++++ Exercise material ++++

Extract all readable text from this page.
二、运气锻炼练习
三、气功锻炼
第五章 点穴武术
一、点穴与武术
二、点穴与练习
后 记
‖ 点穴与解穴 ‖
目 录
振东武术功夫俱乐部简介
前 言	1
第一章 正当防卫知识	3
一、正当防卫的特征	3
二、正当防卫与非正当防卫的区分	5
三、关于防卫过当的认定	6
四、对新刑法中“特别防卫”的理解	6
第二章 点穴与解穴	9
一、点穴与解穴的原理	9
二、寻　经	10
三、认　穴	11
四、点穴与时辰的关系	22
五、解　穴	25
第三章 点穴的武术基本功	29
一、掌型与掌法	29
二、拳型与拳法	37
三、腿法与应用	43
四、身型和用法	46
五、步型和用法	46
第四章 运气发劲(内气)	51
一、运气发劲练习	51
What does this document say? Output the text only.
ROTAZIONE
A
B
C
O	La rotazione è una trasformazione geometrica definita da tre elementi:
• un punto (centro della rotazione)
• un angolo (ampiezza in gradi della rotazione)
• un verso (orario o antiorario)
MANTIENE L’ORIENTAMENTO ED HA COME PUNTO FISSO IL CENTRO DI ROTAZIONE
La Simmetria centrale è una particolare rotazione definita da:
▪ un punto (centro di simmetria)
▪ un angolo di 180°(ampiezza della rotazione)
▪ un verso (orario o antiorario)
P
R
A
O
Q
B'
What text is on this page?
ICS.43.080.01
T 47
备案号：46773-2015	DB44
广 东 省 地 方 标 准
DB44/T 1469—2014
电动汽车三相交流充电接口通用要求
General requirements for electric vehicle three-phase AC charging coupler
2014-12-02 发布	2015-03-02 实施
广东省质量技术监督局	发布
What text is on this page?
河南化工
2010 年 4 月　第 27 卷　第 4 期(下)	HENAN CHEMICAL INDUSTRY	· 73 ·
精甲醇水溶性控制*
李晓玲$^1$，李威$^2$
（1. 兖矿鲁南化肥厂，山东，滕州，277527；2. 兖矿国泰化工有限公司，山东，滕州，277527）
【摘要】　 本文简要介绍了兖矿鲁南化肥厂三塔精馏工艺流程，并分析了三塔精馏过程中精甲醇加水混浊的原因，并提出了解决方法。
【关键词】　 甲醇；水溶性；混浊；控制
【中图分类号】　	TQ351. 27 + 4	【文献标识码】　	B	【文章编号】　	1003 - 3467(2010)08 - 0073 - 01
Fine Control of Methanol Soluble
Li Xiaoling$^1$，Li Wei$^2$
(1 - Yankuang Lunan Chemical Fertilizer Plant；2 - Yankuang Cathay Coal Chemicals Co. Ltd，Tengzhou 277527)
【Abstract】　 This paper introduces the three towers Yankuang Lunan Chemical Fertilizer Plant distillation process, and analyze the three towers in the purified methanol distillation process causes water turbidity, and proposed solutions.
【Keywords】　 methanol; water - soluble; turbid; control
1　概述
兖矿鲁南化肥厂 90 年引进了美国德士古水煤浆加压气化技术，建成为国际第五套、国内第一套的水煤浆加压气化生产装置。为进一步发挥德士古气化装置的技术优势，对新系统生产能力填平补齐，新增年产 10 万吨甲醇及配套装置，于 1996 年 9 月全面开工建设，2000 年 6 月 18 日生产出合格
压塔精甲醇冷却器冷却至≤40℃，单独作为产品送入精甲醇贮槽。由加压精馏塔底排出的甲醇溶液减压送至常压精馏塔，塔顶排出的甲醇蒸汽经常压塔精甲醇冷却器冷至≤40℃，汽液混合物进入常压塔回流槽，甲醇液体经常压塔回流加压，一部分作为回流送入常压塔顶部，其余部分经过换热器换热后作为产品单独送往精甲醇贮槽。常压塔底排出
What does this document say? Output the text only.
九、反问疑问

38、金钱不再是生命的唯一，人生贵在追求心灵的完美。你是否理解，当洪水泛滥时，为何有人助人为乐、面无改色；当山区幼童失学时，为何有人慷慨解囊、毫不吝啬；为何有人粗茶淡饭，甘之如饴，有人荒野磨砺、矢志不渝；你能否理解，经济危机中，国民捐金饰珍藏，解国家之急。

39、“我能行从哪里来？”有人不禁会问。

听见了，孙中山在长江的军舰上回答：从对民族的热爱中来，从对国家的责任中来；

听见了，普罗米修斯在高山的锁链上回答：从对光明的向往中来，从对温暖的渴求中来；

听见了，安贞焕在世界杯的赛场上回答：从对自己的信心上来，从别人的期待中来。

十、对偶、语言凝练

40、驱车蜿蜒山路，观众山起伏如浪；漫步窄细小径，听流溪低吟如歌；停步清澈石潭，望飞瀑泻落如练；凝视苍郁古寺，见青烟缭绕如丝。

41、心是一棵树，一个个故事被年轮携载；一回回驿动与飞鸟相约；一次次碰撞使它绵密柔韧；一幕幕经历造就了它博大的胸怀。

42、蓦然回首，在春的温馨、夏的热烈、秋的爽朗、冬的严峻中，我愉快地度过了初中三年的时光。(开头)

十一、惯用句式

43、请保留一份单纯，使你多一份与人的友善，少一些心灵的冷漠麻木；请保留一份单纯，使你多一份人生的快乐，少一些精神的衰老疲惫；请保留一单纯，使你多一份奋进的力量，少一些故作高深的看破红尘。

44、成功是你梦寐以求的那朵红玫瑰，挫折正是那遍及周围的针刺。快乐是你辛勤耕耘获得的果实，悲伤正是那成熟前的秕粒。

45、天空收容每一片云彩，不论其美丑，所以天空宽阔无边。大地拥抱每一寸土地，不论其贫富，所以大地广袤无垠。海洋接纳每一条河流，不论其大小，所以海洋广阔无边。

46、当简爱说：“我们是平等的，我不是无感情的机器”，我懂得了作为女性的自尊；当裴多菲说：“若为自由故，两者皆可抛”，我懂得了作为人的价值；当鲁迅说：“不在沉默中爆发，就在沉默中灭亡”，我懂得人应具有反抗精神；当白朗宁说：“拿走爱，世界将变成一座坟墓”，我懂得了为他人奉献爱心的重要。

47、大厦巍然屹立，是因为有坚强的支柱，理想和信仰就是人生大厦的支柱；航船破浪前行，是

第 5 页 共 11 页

++++

Aim of the task>
Each record should come back exactly as written.

Solution to the exercise>
Extract all readable text from this page.
二、运气锻炼练习
三、气功锻炼
第五章 点穴武术
一、点穴与武术
二、点穴与练习
后 记
‖ 点穴与解穴 ‖
目 录
振东武术功夫俱乐部简介
前 言	1
第一章 正当防卫知识	3
一、正当防卫的特征	3
二、正当防卫与非正当防卫的区分	5
三、关于防卫过当的认定	6
四、对新刑法中“特别防卫”的理解	6
第二章 点穴与解穴	9
一、点穴与解穴的原理	9
二、寻　经	10
三、认　穴	11
四、点穴与时辰的关系	22
五、解　穴	25
第三章 点穴的武术基本功	29
一、掌型与掌法	29
二、拳型与拳法	37
三、腿法与应用	43
四、身型和用法	46
五、步型和用法	46
第四章 运气发劲(内气)	51
一、运气发劲练习	51
What does this document say? Output the text only.
ROTAZIONE
A
B
C
O	La rotazione è una trasformazione geometrica definita da tre elementi:
• un punto (centro della rotazione)
• un angolo (ampiezza in gradi della rotazione)
• un verso (orario o antiorario)
MANTIENE L’ORIENTAMENTO ED HA COME PUNTO FISSO IL CENTRO DI ROTAZIONE
La Simmetria centrale è una particolare rotazione definita da:
▪ un punto (centro di simmetria)
▪ un angolo di 180°(ampiezza della rotazione)
▪ un verso (orario o antiorario)
P
R
A
O
Q
B'
What text is on this page?
ICS.43.080.01
T 47
备案号：46773-2015	DB44
广 东 省 地 方 标 准
DB44/T 1469—2014
电动汽车三相交流充电接口通用要求
General requirements for electric vehicle three-phase AC charging coupler
2014-12-02 发布	2015-03-02 实施
广东省质量技术监督局	发布
What text is on this page?
河南化工
2010 年 4 月　第 27 卷　第 4 期(下)	HENAN CHEMICAL INDUSTRY	· 73 ·
精甲醇水溶性控制*
李晓玲$^1$，李威$^2$
（1. 兖矿鲁南化肥厂，山东，滕州，277527；2. 兖矿国泰化工有限公司，山东，滕州，277527）
【摘要】　 本文简要介绍了兖矿鲁南化肥厂三塔精馏工艺流程，并分析了三塔精馏过程中精甲醇加水混浊的原因，并提出了解决方法。
【关键词】　 甲醇；水溶性；混浊；控制
【中图分类号】　	TQ351. 27 + 4	【文献标识码】　	B	【文章编号】　	1003 - 3467(2010)08 - 0073 - 01
Fine Control of Methanol Soluble
Li Xiaoling$^1$，Li Wei$^2$
(1 - Yankuang Lunan Chemical Fertilizer Plant；2 - Yankuang Cathay Coal Chemicals Co. Ltd，Tengzhou 277527)
【Abstract】　 This paper introduces the three towers Yankuang Lunan Chemical Fertilizer Plant distillation process, and analyze the three towers in the purified methanol distillation process causes water turbidity, and proposed solutions.
【Keywords】　 methanol; water - soluble; turbid; control
1　概述
兖矿鲁南化肥厂 90 年引进了美国德士古水煤浆加压气化技术，建成为国际第五套、国内第一套的水煤浆加压气化生产装置。为进一步发挥德士古气化装置的技术优势，对新系统生产能力填平补齐，新增年产 10 万吨甲醇及配套装置，于 1996 年 9 月全面开工建设，2000 年 6 月 18 日生产出合格
压塔精甲醇冷却器冷却至≤40℃，单独作为产品送入精甲醇贮槽。由加压精馏塔底排出的甲醇溶液减压送至常压精馏塔，塔顶排出的甲醇蒸汽经常压塔精甲醇冷却器冷至≤40℃，汽液混合物进入常压塔回流槽，甲醇液体经常压塔回流加压，一部分作为回流送入常压塔顶部，其余部分经过换热器换热后作为产品单独送往精甲醇贮槽。常压塔底排出
What does this document say? Output the text only.
九、反问疑问

38、金钱不再是生命的唯一，人生贵在追求心灵的完美。你是否理解，当洪水泛滥时，为何有人助人为乐、面无改色；当山区幼童失学时，为何有人慷慨解囊、毫不吝啬；为何有人粗茶淡饭，甘之如饴，有人荒野磨砺、矢志不渝；你能否理解，经济危机中，国民捐金饰珍藏，解国家之急。

39、“我能行从哪里来？”有人不禁会问。

听见了，孙中山在长江的军舰上回答：从对民族的热爱中来，从对国家的责任中来；

听见了，普罗米修斯在高山的锁链上回答：从对光明的向往中来，从对温暖的渴求中来；

听见了，安贞焕在世界杯的赛场上回答：从对自己的信心上来，从别人的期待中来。

十、对偶、语言凝练

40、驱车蜿蜒山路，观众山起伏如浪；漫步窄细小径，听流溪低吟如歌；停步清澈石潭，望飞瀑泻落如练；凝视苍郁古寺，见青烟缭绕如丝。

41、心是一棵树，一个个故事被年轮携载；一回回驿动与飞鸟相约；一次次碰撞使它绵密柔韧；一幕幕经历造就了它博大的胸怀。

42、蓦然回首，在春的温馨、夏的热烈、秋的爽朗、冬的严峻中，我愉快地度过了初中三年的时光。(开头)

十一、惯用句式

43、请保留一份单纯，使你多一份与人的友善，少一些心灵的冷漠麻木；请保留一份单纯，使你多一份人生的快乐，少一些精神的衰老疲惫；请保留一单纯，使你多一份奋进的力量，少一些故作高深的看破红尘。

44、成功是你梦寐以求的那朵红玫瑰，挫折正是那遍及周围的针刺。快乐是你辛勤耕耘获得的果实，悲伤正是那成熟前的秕粒。

45、天空收容每一片云彩，不论其美丑，所以天空宽阔无边。大地拥抱每一寸土地，不论其贫富，所以大地广袤无垠。海洋接纳每一条河流，不论其大小，所以海洋广阔无边。

46、当简爱说：“我们是平等的，我不是无感情的机器”，我懂得了作为女性的自尊；当裴多菲说：“若为自由故，两者皆可抛”，我懂得了作为人的价值；当鲁迅说：“不在沉默中爆发，就在沉默中灭亡”，我懂得人应具有反抗精神；当白朗宁说：“拿走爱，世界将变成一座坟墓”，我懂得了为他人奉献爱心的重要。

47、大厦巍然屹立，是因为有坚强的支柱，理想和信仰就是人生大厦的支柱；航船破浪前行，是

第 5 页 共 11 页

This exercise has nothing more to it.